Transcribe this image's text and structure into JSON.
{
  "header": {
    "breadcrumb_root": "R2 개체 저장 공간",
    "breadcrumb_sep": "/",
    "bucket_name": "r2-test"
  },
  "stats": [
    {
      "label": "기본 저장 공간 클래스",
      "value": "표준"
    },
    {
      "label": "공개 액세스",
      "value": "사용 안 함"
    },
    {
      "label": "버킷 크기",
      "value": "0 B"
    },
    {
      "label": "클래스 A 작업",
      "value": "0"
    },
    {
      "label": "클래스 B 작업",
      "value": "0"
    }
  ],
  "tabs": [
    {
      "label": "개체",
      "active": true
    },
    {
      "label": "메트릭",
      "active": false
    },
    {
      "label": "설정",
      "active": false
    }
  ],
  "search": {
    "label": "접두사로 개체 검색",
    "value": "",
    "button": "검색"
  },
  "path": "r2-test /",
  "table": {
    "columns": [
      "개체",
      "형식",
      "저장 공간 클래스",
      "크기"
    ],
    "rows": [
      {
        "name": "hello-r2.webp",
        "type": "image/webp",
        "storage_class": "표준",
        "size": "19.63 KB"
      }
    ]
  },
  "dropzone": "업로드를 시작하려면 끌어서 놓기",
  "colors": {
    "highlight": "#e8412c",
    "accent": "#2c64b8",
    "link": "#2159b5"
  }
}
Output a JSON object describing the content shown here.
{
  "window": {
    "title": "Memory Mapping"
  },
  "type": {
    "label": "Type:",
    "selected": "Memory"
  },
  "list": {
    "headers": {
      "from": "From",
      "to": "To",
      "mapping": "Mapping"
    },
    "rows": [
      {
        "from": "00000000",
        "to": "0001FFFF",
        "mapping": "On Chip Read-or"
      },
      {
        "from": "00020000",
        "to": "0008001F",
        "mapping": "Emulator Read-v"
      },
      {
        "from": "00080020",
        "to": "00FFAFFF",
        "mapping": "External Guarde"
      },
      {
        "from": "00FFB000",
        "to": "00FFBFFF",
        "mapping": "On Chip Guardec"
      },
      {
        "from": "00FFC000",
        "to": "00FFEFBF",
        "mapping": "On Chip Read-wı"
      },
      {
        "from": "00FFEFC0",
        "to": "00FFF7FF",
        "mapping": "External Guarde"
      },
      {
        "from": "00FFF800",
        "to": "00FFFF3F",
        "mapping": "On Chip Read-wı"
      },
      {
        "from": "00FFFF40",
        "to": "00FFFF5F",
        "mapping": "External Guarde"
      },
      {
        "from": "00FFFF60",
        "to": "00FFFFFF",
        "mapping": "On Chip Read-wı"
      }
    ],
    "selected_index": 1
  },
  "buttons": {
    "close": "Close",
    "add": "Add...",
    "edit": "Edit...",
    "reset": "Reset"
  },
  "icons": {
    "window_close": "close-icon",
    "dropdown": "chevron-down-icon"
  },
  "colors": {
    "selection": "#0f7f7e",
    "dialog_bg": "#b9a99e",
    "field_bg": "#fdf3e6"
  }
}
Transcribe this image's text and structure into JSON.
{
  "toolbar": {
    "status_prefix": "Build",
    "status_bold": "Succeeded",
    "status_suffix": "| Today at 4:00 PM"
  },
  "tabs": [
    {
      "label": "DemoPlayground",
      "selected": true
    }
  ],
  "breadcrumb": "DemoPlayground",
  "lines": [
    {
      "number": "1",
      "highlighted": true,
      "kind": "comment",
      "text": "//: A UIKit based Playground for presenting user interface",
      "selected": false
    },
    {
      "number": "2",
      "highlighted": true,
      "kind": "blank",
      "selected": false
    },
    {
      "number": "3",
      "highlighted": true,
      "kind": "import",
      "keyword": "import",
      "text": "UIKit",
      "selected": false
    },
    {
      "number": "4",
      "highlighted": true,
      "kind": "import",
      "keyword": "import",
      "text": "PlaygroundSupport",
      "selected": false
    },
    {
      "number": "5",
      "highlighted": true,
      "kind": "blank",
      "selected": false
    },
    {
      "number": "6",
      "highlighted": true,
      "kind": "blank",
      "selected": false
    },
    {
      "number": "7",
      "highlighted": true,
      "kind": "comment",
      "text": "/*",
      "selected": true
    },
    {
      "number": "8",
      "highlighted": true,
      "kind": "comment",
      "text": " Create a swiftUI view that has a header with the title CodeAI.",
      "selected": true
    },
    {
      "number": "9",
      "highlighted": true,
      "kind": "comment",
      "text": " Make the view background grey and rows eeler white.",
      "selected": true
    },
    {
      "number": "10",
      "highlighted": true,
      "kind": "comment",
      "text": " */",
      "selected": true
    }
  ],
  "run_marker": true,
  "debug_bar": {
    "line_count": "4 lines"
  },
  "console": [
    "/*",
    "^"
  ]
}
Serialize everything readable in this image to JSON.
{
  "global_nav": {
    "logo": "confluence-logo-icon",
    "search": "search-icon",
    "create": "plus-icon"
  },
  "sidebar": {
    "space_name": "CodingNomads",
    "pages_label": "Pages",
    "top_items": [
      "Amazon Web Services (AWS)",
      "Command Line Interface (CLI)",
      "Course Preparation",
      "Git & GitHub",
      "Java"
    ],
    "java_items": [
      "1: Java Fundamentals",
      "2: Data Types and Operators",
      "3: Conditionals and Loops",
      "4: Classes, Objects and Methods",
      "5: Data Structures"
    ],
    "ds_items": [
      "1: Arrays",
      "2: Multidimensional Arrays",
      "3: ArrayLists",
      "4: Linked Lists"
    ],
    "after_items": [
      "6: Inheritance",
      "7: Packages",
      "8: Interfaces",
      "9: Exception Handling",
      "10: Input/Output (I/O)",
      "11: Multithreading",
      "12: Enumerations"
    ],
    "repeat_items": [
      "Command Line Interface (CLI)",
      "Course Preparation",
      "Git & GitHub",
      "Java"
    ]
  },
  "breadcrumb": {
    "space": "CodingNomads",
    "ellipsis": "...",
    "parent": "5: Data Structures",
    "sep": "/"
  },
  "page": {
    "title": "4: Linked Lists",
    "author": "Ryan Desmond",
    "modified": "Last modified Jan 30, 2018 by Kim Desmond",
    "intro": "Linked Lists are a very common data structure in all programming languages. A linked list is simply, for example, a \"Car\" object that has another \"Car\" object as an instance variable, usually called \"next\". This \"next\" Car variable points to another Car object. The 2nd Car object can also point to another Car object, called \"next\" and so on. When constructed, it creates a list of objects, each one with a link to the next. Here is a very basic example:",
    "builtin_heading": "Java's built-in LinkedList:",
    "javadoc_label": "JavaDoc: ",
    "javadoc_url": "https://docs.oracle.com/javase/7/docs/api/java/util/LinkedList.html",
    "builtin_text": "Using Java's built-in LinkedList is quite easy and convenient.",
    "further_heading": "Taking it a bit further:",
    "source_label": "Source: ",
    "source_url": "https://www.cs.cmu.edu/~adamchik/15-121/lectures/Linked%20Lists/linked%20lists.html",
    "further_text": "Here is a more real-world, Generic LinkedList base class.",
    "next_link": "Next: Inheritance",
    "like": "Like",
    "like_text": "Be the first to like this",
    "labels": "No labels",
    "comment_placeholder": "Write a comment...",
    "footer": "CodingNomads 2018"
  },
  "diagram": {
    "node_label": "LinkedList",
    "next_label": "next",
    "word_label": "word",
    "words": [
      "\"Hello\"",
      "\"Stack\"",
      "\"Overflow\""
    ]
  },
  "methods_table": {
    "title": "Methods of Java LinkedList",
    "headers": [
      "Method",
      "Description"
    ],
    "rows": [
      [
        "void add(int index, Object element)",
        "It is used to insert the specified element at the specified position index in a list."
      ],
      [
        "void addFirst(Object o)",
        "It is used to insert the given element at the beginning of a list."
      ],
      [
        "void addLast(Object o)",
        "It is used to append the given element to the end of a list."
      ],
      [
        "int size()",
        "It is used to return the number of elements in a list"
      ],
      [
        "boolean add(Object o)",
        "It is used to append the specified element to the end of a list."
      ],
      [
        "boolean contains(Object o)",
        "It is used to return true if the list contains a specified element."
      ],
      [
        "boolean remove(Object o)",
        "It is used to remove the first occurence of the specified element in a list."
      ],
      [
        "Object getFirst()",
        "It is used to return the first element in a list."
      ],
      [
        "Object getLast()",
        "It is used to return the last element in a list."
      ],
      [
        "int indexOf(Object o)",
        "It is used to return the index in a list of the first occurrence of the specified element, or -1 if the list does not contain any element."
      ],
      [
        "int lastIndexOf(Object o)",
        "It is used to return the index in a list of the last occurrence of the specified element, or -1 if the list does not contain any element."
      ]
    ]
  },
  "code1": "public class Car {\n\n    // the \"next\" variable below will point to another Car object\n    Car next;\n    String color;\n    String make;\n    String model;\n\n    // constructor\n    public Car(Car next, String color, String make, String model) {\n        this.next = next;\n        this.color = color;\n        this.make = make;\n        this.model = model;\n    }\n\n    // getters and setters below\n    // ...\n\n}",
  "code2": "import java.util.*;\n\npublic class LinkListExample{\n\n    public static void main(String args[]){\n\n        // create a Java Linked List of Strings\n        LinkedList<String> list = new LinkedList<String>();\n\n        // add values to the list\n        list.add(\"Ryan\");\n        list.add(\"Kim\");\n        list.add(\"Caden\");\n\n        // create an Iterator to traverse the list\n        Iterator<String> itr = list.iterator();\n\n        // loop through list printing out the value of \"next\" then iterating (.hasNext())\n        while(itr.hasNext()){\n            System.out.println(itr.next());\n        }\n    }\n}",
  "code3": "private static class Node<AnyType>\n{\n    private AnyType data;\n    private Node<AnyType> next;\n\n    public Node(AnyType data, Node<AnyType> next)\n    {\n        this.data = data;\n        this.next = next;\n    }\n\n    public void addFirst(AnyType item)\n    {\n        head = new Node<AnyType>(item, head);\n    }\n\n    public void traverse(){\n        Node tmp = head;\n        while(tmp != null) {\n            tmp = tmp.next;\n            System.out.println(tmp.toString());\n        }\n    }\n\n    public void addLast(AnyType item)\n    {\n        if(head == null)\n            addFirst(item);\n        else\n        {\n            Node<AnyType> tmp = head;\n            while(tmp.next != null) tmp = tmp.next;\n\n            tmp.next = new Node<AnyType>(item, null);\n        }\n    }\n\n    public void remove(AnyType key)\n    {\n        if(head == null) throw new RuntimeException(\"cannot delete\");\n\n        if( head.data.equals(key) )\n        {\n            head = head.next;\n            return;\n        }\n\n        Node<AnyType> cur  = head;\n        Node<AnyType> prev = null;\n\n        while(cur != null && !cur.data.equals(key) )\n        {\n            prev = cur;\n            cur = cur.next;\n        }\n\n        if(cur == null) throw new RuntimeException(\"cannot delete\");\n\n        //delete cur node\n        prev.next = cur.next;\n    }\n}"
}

◆ EXERCISE PROMPT: Go through the records above, find every line with the word "DemoPlayground", and list those lines.

◆ ANSWER TO THE PROBLEM:
      "label": "DemoPlayground",
  "breadcrumb": "DemoPlayground",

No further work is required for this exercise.